▶ DATASET EXCERPTS:
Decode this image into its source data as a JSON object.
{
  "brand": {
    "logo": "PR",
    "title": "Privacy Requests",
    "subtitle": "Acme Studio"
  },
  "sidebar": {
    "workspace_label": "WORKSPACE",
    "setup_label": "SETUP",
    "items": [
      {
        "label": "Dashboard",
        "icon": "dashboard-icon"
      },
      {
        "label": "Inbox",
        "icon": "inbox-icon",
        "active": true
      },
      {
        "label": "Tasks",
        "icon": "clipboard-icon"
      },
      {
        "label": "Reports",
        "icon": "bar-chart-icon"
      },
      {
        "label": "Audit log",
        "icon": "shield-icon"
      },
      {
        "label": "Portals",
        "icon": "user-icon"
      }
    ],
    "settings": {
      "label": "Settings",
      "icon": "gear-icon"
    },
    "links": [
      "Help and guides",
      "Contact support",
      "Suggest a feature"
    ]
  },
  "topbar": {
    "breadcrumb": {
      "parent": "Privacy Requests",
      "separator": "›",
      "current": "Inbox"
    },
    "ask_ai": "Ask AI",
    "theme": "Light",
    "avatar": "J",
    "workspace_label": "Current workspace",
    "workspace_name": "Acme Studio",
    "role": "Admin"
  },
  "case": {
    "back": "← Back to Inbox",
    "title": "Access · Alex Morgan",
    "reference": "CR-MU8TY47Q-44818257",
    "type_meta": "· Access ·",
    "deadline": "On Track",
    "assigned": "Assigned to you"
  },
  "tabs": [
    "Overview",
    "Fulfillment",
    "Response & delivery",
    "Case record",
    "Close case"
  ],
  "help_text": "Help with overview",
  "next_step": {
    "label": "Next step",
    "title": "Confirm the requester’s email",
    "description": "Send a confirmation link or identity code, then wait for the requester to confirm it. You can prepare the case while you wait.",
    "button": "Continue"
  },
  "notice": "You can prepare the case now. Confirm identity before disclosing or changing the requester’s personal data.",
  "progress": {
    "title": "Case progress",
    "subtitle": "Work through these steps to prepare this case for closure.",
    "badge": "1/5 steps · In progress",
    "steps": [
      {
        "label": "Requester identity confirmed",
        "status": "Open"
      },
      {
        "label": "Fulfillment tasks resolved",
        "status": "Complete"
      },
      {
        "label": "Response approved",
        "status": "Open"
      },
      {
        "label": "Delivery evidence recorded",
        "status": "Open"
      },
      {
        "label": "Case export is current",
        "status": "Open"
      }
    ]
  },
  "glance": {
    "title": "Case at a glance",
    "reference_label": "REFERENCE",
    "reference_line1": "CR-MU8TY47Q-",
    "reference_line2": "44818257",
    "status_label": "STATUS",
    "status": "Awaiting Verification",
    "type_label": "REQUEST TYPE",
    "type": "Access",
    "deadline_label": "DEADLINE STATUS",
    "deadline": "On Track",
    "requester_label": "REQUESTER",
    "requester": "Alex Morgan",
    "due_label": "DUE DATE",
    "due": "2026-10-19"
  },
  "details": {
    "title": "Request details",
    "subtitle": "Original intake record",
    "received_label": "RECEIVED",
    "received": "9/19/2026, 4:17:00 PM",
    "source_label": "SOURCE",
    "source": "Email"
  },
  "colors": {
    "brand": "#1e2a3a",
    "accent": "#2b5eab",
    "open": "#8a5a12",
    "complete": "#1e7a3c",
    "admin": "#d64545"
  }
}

▶ WHAT IS ASKED: Take the material above and return all of it exactly.

▶ RESULT:
Decode this image into its source data as a JSON object.
{
  "brand": {
    "logo": "PR",
    "title": "Privacy Requests",
    "subtitle": "Acme Studio"
  },
  "sidebar": {
    "workspace_label": "WORKSPACE",
    "setup_label": "SETUP",
    "items": [
      {
        "label": "Dashboard",
        "icon": "dashboard-icon"
      },
      {
        "label": "Inbox",
        "icon": "inbox-icon",
        "active": true
      },
      {
        "label": "Tasks",
        "icon": "clipboard-icon"
      },
      {
        "label": "Reports",
        "icon": "bar-chart-icon"
      },
      {
        "label": "Audit log",
        "icon": "shield-icon"
      },
      {
        "label": "Portals",
        "icon": "user-icon"
      }
    ],
    "settings": {
      "label": "Settings",
      "icon": "gear-icon"
    },
    "links": [
      "Help and guides",
      "Contact support",
      "Suggest a feature"
    ]
  },
  "topbar": {
    "breadcrumb": {
      "parent": "Privacy Requests",
      "separator": "›",
      "current": "Inbox"
    },
    "ask_ai": "Ask AI",
    "theme": "Light",
    "avatar": "J",
    "workspace_label": "Current workspace",
    "workspace_name": "Acme Studio",
    "role": "Admin"
  },
  "case": {
    "back": "← Back to Inbox",
    "title": "Access · Alex Morgan",
    "reference": "CR-MU8TY47Q-44818257",
    "type_meta": "· Access ·",
    "deadline": "On Track",
    "assigned": "Assigned to you"
  },
  "tabs": [
    "Overview",
    "Fulfillment",
    "Response & delivery",
    "Case record",
    "Close case"
  ],
  "help_text": "Help with overview",
  "next_step": {
    "label": "Next step",
    "title": "Confirm the requester’s email",
    "description": "Send a confirmation link or identity code, then wait for the requester to confirm it. You can prepare the case while you wait.",
    "button": "Continue"
  },
  "notice": "You can prepare the case now. Confirm identity before disclosing or changing the requester’s personal data.",
  "progress": {
    "title": "Case progress",
    "subtitle": "Work through these steps to prepare this case for closure.",
    "badge": "1/5 steps · In progress",
    "steps": [
      {
        "label": "Requester identity confirmed",
        "status": "Open"
      },
      {
        "label": "Fulfillment tasks resolved",
        "status": "Complete"
      },
      {
        "label": "Response approved",
        "status": "Open"
      },
      {
        "label": "Delivery evidence recorded",
        "status": "Open"
      },
      {
        "label": "Case export is current",
        "status": "Open"
      }
    ]
  },
  "glance": {
    "title": "Case at a glance",
    "reference_label": "REFERENCE",
    "reference_line1": "CR-MU8TY47Q-",
    "reference_line2": "44818257",
    "status_label": "STATUS",
    "status": "Awaiting Verification",
    "type_label": "REQUEST TYPE",
    "type": "Access",
    "deadline_label": "DEADLINE STATUS",
    "deadline": "On Track",
    "requester_label": "REQUESTER",
    "requester": "Alex Morgan",
    "due_label": "DUE DATE",
    "due": "2026-10-19"
  },
  "details": {
    "title": "Request details",
    "subtitle": "Original intake record",
    "received_label": "RECEIVED",
    "received": "9/19/2026, 4:17:00 PM",
    "source_label": "SOURCE",
    "source": "Email"
  },
  "colors": {
    "brand": "#1e2a3a",
    "accent": "#2b5eab",
    "open": "#8a5a12",
    "complete": "#1e7a3c",
    "admin": "#d64545"
  }
}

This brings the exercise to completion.